**Records provided**.
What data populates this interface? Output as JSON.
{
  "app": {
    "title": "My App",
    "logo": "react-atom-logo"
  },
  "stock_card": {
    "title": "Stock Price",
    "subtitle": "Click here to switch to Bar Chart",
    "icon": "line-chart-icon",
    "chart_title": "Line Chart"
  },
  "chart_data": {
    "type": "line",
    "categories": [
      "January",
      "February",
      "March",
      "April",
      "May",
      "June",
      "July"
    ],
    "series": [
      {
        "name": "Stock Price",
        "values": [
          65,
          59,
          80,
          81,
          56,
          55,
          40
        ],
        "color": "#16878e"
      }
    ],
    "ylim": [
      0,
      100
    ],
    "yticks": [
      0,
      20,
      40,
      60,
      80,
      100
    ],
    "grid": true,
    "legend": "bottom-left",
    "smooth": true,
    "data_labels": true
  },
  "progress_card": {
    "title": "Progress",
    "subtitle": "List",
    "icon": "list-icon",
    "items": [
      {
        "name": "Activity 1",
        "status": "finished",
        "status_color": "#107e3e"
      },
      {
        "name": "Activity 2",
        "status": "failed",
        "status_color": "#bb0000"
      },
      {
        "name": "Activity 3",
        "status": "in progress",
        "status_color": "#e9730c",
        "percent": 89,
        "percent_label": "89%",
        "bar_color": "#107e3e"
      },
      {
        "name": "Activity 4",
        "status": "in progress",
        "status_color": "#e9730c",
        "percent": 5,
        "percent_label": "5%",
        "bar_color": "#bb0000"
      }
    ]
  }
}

* * *

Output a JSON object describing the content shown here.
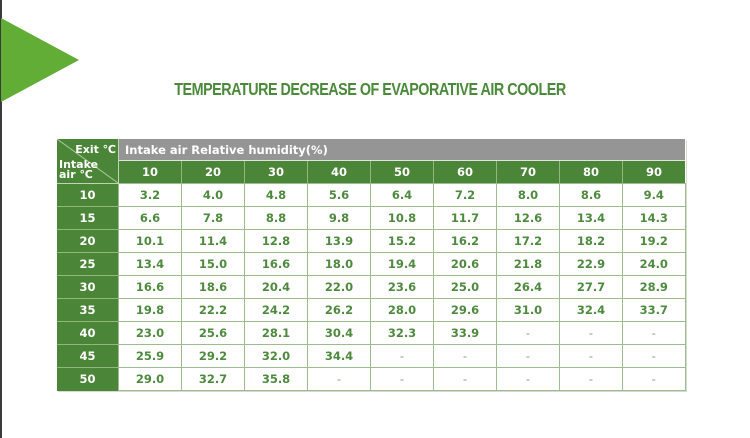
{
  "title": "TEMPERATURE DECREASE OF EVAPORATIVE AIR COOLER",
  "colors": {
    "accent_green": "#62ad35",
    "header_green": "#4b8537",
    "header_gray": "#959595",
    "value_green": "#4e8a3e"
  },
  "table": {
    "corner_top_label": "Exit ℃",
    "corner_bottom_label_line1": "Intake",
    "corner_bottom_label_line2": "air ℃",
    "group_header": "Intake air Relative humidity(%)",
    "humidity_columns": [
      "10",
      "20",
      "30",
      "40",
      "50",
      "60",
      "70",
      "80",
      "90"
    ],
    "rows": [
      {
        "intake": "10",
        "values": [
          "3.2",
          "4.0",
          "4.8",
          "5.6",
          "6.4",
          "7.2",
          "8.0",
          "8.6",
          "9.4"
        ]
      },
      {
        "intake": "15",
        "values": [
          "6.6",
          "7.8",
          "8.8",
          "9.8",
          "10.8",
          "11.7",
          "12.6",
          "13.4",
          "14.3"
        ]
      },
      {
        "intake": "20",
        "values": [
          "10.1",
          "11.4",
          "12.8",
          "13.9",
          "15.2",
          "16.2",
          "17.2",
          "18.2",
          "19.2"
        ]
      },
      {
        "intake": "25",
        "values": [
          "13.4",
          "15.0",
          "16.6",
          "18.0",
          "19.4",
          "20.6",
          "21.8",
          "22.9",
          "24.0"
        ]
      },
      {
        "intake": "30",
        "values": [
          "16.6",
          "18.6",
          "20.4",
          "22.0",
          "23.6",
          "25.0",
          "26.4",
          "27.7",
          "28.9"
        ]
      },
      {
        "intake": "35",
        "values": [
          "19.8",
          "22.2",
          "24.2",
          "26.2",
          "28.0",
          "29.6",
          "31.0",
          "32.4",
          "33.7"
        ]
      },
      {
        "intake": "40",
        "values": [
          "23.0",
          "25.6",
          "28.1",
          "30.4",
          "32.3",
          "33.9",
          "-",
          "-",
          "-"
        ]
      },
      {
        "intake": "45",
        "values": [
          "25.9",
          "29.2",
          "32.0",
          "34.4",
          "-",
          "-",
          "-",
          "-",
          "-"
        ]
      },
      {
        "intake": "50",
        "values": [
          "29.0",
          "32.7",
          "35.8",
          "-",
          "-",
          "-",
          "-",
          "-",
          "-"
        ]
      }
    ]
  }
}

**What the exercise asks**. Each line with the string "Output" in it needs to be found and copied.

**Result for this task**.
What data populates this interface? Output as JSON.
Output a JSON object describing the content shown here.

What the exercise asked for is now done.